What you are asked to do →
Your task is to output all the records below, word for word.

Data listing

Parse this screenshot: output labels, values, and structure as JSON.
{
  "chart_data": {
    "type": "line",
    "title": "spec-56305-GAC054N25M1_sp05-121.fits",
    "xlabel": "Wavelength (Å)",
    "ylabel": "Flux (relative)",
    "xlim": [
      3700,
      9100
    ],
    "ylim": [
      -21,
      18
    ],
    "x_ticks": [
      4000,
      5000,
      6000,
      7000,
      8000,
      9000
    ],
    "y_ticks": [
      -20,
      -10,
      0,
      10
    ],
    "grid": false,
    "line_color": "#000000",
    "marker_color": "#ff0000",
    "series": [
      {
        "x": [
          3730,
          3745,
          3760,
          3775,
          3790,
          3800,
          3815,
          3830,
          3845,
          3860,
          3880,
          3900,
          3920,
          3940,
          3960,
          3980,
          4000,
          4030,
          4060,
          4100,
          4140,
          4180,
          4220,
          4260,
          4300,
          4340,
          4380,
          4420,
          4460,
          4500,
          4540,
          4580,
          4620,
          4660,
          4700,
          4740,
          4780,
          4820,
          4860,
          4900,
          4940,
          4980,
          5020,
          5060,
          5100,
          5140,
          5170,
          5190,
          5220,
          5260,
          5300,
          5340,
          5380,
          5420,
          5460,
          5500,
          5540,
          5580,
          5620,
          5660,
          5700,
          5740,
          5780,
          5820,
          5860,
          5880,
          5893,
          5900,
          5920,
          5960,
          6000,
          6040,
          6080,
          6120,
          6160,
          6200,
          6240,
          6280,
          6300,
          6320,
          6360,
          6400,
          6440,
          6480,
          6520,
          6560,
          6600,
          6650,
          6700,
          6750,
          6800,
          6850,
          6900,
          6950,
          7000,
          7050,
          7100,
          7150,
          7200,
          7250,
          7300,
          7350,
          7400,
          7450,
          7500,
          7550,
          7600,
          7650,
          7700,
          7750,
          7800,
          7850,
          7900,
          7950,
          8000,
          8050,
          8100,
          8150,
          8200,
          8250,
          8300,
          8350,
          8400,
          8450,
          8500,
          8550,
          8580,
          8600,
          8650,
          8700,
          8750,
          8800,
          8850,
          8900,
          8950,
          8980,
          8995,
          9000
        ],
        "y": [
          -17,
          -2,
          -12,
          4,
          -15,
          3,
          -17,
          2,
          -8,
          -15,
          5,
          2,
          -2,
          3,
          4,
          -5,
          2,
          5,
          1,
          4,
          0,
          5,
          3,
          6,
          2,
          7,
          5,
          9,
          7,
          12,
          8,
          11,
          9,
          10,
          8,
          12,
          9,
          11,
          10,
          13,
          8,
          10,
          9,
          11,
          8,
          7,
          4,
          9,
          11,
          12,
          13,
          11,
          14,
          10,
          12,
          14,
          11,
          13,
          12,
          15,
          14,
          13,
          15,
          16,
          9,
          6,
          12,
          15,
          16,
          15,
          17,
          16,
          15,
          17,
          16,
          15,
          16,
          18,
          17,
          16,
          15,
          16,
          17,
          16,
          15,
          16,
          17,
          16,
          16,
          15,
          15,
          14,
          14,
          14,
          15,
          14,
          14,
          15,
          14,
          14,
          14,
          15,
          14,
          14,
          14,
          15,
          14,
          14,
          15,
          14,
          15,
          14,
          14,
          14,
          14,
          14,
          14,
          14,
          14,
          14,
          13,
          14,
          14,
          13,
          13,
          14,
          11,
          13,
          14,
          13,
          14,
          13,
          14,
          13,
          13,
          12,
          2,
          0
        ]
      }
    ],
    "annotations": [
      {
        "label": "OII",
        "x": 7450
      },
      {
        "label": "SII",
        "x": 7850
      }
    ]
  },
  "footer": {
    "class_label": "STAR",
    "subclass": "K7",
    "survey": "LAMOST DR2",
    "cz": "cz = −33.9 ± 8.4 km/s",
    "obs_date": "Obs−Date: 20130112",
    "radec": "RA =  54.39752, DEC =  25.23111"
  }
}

Task answer →
Parse this screenshot: output labels, values, and structure as JSON.
{
  "chart_data": {
    "type": "line",
    "title": "spec-56305-GAC054N25M1_sp05-121.fits",
    "xlabel": "Wavelength (Å)",
    "ylabel": "Flux (relative)",
    "xlim": [
      3700,
      9100
    ],
    "ylim": [
      -21,
      18
    ],
    "x_ticks": [
      4000,
      5000,
      6000,
      7000,
      8000,
      9000
    ],
    "y_ticks": [
      -20,
      -10,
      0,
      10
    ],
    "grid": false,
    "line_color": "#000000",
    "marker_color": "#ff0000",
    "series": [
      {
        "x": [
          3730,
          3745,
          3760,
          3775,
          3790,
          3800,
          3815,
          3830,
          3845,
          3860,
          3880,
          3900,
          3920,
          3940,
          3960,
          3980,
          4000,
          4030,
          4060,
          4100,
          4140,
          4180,
          4220,
          4260,
          4300,
          4340,
          4380,
          4420,
          4460,
          4500,
          4540,
          4580,
          4620,
          4660,
          4700,
          4740,
          4780,
          4820,
          4860,
          4900,
          4940,
          4980,
          5020,
          5060,
          5100,
          5140,
          5170,
          5190,
          5220,
          5260,
          5300,
          5340,
          5380,
          5420,
          5460,
          5500,
          5540,
          5580,
          5620,
          5660,
          5700,
          5740,
          5780,
          5820,
          5860,
          5880,
          5893,
          5900,
          5920,
          5960,
          6000,
          6040,
          6080,
          6120,
          6160,
          6200,
          6240,
          6280,
          6300,
          6320,
          6360,
          6400,
          6440,
          6480,
          6520,
          6560,
          6600,
          6650,
          6700,
          6750,
          6800,
          6850,
          6900,
          6950,
          7000,
          7050,
          7100,
          7150,
          7200,
          7250,
          7300,
          7350,
          7400,
          7450,
          7500,
          7550,
          7600,
          7650,
          7700,
          7750,
          7800,
          7850,
          7900,
          7950,
          8000,
          8050,
          8100,
          8150,
          8200,
          8250,
          8300,
          8350,
          8400,
          8450,
          8500,
          8550,
          8580,
          8600,
          8650,
          8700,
          8750,
          8800,
          8850,
          8900,
          8950,
          8980,
          8995,
          9000
        ],
        "y": [
          -17,
          -2,
          -12,
          4,
          -15,
          3,
          -17,
          2,
          -8,
          -15,
          5,
          2,
          -2,
          3,
          4,
          -5,
          2,
          5,
          1,
          4,
          0,
          5,
          3,
          6,
          2,
          7,
          5,
          9,
          7,
          12,
          8,
          11,
          9,
          10,
          8,
          12,
          9,
          11,
          10,
          13,
          8,
          10,
          9,
          11,
          8,
          7,
          4,
          9,
          11,
          12,
          13,
          11,
          14,
          10,
          12,
          14,
          11,
          13,
          12,
          15,
          14,
          13,
          15,
          16,
          9,
          6,
          12,
          15,
          16,
          15,
          17,
          16,
          15,
          17,
          16,
          15,
          16,
          18,
          17,
          16,
          15,
          16,
          17,
          16,
          15,
          16,
          17,
          16,
          16,
          15,
          15,
          14,
          14,
          14,
          15,
          14,
          14,
          15,
          14,
          14,
          14,
          15,
          14,
          14,
          14,
          15,
          14,
          14,
          15,
          14,
          15,
          14,
          14,
          14,
          14,
          14,
          14,
          14,
          14,
          14,
          13,
          14,
          14,
          13,
          13,
          14,
          11,
          13,
          14,
          13,
          14,
          13,
          14,
          13,
          13,
          12,
          2,
          0
        ]
      }
    ],
    "annotations": [
      {
        "label": "OII",
        "x": 7450
      },
      {
        "label": "SII",
        "x": 7850
      }
    ]
  },
  "footer": {
    "class_label": "STAR",
    "subclass": "K7",
    "survey": "LAMOST DR2",
    "cz": "cz = −33.9 ± 8.4 km/s",
    "obs_date": "Obs−Date: 20130112",
    "radec": "RA =  54.39752, DEC =  25.23111"
  }
}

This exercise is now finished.